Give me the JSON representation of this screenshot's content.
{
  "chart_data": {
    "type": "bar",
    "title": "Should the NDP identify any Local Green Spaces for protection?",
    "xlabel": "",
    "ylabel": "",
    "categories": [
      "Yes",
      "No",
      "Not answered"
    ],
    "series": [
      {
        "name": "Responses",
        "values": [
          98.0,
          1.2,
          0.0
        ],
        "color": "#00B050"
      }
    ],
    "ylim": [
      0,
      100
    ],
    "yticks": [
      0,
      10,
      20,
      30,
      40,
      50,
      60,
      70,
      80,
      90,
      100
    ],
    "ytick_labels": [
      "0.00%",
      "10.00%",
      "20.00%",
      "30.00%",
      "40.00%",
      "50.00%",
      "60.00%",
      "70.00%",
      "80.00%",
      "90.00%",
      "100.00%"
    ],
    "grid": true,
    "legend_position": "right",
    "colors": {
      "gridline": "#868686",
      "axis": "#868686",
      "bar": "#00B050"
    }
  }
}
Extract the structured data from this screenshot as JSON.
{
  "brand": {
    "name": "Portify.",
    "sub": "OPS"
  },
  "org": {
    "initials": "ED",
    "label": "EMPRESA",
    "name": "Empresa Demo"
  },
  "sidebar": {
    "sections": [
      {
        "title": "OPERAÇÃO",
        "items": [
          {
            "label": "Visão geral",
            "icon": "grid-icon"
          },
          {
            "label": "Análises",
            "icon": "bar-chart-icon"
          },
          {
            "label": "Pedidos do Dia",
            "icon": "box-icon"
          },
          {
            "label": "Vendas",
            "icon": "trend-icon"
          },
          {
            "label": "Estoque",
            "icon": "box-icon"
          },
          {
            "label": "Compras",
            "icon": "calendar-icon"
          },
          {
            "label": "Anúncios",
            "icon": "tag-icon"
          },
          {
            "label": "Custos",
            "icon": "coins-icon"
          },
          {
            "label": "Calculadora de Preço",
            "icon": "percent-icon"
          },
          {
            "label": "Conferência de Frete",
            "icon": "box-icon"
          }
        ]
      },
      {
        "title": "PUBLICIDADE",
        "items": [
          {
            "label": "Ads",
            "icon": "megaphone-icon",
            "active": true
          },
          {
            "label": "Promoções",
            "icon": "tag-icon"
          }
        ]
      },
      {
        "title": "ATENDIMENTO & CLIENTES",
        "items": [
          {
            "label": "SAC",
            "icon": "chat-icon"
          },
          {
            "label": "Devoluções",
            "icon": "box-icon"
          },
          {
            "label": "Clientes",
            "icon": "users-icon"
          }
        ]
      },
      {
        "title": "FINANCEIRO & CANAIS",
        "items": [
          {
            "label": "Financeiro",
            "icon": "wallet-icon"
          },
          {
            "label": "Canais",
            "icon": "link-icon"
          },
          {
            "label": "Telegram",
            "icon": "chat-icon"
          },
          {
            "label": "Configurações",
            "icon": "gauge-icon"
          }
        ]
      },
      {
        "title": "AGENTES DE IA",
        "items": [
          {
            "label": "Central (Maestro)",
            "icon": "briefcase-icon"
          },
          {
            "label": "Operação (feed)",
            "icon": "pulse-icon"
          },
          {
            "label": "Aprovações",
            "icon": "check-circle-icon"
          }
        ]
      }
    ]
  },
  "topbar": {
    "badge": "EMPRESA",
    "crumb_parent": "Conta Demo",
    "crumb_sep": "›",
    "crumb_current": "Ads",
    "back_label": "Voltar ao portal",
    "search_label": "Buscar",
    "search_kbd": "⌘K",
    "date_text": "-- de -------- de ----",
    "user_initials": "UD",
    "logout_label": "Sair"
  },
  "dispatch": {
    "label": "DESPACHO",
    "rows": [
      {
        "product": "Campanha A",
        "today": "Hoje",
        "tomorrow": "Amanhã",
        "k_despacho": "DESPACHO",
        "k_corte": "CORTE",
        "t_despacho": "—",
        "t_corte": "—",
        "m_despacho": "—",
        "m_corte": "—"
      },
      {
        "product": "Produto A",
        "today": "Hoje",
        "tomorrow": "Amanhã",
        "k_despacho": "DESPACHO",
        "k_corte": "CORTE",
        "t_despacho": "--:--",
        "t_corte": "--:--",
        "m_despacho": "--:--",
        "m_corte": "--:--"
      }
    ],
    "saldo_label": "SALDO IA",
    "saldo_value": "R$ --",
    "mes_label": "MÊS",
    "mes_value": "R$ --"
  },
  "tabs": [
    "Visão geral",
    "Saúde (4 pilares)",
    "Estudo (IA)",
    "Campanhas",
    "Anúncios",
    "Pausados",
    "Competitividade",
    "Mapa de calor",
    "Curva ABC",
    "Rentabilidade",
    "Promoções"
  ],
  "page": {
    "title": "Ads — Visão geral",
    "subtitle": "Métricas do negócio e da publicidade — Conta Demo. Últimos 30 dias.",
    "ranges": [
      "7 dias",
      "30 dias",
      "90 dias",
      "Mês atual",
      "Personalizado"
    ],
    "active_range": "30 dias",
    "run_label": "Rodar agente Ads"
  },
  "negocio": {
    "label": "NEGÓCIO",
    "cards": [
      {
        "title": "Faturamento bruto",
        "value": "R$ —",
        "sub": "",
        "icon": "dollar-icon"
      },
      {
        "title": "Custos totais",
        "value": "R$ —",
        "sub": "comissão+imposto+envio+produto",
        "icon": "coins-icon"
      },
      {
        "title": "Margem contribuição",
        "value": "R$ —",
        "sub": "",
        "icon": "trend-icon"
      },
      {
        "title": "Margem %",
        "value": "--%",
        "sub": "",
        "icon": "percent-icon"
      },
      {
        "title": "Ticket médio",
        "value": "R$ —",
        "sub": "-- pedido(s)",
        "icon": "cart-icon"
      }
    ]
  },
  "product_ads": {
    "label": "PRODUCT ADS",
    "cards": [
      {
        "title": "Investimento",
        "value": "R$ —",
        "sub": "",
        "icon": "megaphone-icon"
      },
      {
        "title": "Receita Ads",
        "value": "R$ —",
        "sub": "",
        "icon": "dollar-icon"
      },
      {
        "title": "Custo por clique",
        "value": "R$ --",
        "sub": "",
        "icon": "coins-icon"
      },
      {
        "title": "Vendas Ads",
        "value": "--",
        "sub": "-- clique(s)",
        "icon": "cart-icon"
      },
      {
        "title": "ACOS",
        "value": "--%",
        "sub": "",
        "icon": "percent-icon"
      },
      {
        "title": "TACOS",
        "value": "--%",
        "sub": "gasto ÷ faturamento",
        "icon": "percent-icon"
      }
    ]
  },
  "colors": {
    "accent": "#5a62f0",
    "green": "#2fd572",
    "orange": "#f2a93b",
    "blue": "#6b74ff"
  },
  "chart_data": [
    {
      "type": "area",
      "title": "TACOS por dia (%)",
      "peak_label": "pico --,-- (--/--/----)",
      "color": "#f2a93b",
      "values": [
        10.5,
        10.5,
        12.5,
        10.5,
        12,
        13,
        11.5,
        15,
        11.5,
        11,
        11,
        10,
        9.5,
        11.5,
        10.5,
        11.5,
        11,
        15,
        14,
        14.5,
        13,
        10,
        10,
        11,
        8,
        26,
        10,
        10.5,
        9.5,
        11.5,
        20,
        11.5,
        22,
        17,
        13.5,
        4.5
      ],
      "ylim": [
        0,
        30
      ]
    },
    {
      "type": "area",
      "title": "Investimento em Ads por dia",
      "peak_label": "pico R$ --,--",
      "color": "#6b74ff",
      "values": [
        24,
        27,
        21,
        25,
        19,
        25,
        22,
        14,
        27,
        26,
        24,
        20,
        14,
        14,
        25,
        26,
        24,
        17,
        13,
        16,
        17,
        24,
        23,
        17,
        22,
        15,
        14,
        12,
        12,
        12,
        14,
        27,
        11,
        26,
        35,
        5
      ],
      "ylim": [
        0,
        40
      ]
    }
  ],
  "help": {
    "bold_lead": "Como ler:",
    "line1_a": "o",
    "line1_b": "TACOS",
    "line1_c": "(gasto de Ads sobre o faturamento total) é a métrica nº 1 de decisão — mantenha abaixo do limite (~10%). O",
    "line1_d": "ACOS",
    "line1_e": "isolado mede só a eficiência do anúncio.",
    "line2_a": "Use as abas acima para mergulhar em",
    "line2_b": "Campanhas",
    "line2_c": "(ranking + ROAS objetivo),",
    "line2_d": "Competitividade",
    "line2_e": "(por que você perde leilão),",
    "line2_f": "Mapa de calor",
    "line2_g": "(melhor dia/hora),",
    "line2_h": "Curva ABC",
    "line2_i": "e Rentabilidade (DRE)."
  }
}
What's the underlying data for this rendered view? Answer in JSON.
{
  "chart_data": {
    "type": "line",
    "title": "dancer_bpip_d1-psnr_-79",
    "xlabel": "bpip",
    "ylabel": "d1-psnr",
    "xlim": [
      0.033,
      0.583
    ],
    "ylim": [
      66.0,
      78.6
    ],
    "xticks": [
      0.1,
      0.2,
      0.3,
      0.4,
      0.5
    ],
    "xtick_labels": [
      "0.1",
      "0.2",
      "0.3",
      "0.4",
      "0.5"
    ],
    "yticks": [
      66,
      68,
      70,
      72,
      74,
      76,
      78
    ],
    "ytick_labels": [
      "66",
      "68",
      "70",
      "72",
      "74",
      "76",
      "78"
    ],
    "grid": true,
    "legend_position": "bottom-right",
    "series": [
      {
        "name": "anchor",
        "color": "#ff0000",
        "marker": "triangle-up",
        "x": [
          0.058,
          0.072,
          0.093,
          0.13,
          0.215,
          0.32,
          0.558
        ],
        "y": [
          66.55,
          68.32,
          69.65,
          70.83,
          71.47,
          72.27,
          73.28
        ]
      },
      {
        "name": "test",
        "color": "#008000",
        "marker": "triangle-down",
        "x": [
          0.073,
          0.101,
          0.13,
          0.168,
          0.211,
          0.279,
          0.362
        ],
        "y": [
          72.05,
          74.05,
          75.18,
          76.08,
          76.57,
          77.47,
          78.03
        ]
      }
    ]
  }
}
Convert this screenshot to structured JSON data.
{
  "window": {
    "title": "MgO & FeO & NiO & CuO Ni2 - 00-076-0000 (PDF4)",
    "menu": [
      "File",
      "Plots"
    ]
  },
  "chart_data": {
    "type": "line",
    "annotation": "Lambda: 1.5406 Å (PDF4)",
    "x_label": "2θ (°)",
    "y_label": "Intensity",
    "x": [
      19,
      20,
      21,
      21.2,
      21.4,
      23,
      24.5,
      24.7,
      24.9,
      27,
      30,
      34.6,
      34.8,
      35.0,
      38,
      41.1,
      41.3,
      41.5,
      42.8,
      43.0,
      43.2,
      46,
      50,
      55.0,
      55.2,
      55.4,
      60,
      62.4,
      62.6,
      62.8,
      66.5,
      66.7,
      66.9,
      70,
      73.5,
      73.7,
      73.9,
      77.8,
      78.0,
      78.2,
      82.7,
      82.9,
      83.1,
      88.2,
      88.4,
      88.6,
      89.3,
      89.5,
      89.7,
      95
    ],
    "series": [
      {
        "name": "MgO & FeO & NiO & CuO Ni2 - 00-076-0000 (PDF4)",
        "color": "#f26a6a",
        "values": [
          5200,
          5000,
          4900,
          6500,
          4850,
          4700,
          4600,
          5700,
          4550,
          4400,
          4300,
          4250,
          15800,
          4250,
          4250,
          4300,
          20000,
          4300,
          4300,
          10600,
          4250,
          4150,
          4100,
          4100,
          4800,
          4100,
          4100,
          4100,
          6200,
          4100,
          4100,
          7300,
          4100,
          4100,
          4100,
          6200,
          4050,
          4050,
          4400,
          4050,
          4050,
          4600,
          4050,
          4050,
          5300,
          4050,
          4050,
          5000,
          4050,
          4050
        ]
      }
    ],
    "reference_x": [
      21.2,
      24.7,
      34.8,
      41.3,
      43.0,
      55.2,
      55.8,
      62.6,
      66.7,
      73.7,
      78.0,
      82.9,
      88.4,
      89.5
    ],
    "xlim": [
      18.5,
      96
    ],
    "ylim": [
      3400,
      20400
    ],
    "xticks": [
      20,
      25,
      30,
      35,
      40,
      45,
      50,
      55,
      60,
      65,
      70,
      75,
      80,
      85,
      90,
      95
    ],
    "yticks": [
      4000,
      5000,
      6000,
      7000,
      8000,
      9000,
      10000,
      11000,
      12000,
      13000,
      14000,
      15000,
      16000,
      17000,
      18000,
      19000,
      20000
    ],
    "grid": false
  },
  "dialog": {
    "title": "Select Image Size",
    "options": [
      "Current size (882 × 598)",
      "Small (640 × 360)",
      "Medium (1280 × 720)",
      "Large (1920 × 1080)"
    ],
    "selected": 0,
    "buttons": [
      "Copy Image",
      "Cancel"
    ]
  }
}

——————

TASK BRIEF => Pull out every line in the data above that has the word "Investimento".

RESPONSE TO THE TASK =>
        "title": "Investimento",
      "title": "Investimento em Ads por dia",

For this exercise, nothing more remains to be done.